#### SHORT EXERCISE
Pick out the lines in the listing below that contain the word "상업주의적" and copy them.

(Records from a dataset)
↓↓↓

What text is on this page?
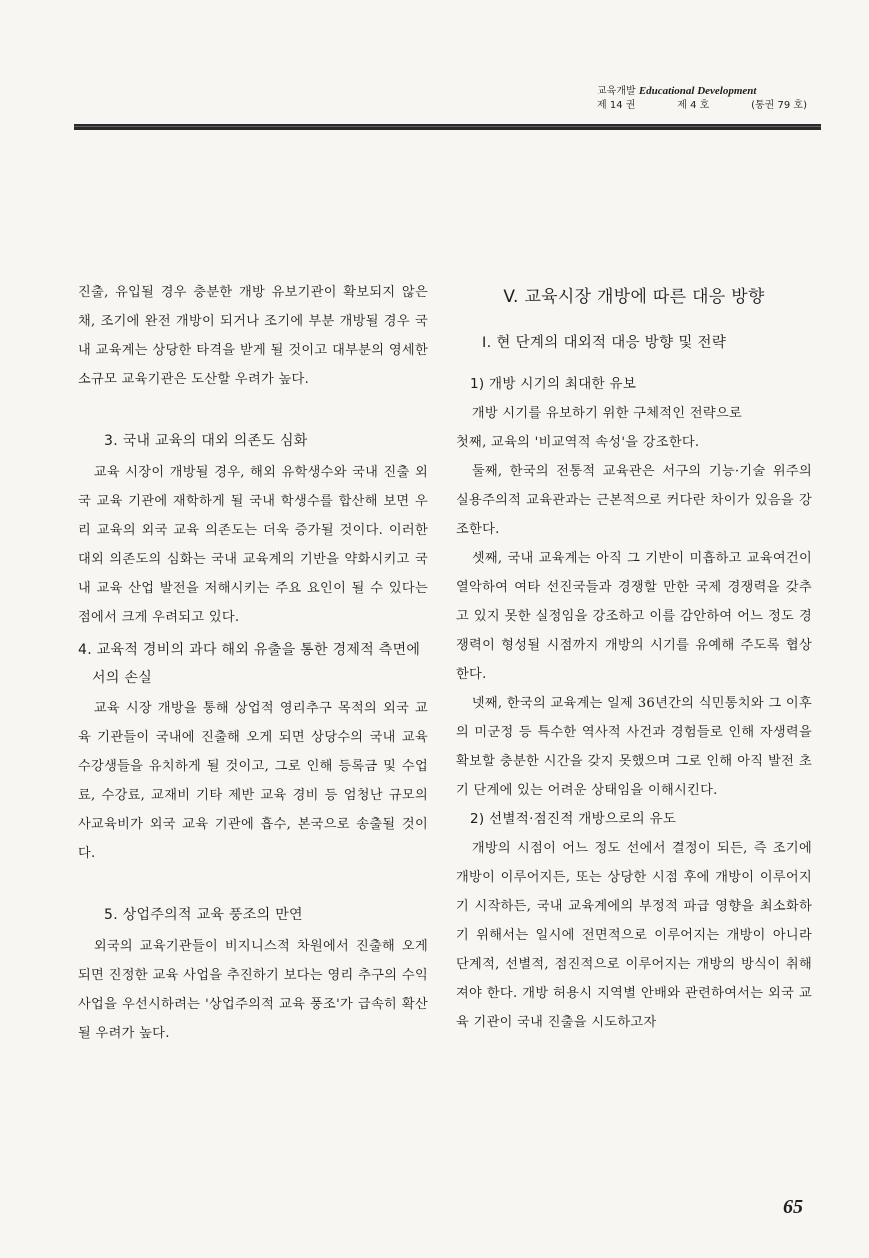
교육개발 Educational Development
제 14 권	제 4 호	(통권 79 호)

진출, 유입될 경우 충분한 개방 유보기관이 확보되지 않은 채, 조기에 완전 개방이 되거나 조기에 부분 개방될 경우 국내 교육계는 상당한 타격을 받게 될 것이고 대부분의 영세한 소규모 교육기관은 도산할 우려가 높다.

3. 국내 교육의 대외 의존도 심화

교육 시장이 개방될 경우, 해외 유학생수와 국내 진출 외국 교육 기관에 재학하게 될 국내 학생수를 합산해 보면 우리 교육의 외국 교육 의존도는 더욱 증가될 것이다. 이러한 대외 의존도의 심화는 국내 교육계의 기반을 약화시키고 국내 교육 산업 발전을 저해시키는 주요 요인이 될 수 있다는 점에서 크게 우려되고 있다.

4. 교육적 경비의 과다 해외 유출을 통한 경제적 측면에서의 손실

교육 시장 개방을 통해 상업적 영리추구 목적의 외국 교육 기관들이 국내에 진출해 오게 되면 상당수의 국내 교육 수강생들을 유치하게 될 것이고, 그로 인해 등록금 및 수업료, 수강료, 교재비 기타 제반 교육 경비 등 엄청난 규모의 사교육비가 외국 교육 기관에 흡수, 본국으로 송출될 것이다.

5. 상업주의적 교육 풍조의 만연

외국의 교육기관들이 비지니스적 차원에서 진출해 오게 되면 진정한 교육 사업을 추진하기 보다는 영리 추구의 수익 사업을 우선시하려는 '상업주의적 교육 풍조'가 급속히 확산될 우려가 높다.

V. 교육시장 개방에 따른 대응 방향
I. 현 단계의 대외적 대응 방향 및 전략
1) 개방 시기의 최대한 유보

개방 시기를 유보하기 위한 구체적인 전략으로

첫째, 교육의 '비교역적 속성'을 강조한다.

둘째, 한국의 전통적 교육관은 서구의 기능·기술 위주의 실용주의적 교육관과는 근본적으로 커다란 차이가 있음을 강조한다.

셋째, 국내 교육계는 아직 그 기반이 미흡하고 교육여건이 열악하여 여타 선진국들과 경쟁할 만한 국제 경쟁력을 갖추고 있지 못한 실정임을 강조하고 이를 감안하여 어느 정도 경쟁력이 형성될 시점까지 개방의 시기를 유예해 주도록 협상한다.

넷째, 한국의 교육계는 일제 36년간의 식민통치와 그 이후의 미군정 등 특수한 역사적 사건과 경험들로 인해 자생력을 확보할 충분한 시간을 갖지 못했으며 그로 인해 아직 발전 초기 단계에 있는 어려운 상태임을 이해시킨다.

2) 선별적·점진적 개방으로의 유도

개방의 시점이 어느 정도 선에서 결정이 되든, 즉 조기에 개방이 이루어지든, 또는 상당한 시점 후에 개방이 이루어지기 시작하든, 국내 교육계에의 부정적 파급 영향을 최소화하기 위해서는 일시에 전면적으로 이루어지는 개방이 아니라 단계적, 선별적, 점진적으로 이루어지는 개방의 방식이 취해져야 한다. 개방 허용시 지역별 안배와 관련하여서는 외국 교육 기관이 국내 진출을 시도하고자

65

↑↑↑

#### PROBLEM SOLUTION
5. 상업주의적 교육 풍조의 만연
외국의 교육기관들이 비지니스적 차원에서 진출해 오게 되면 진정한 교육 사업을 추진하기 보다는 영리 추구의 수익 사업을 우선시하려는 '상업주의적 교육 풍조'가 급속히 확산될 우려가 높다.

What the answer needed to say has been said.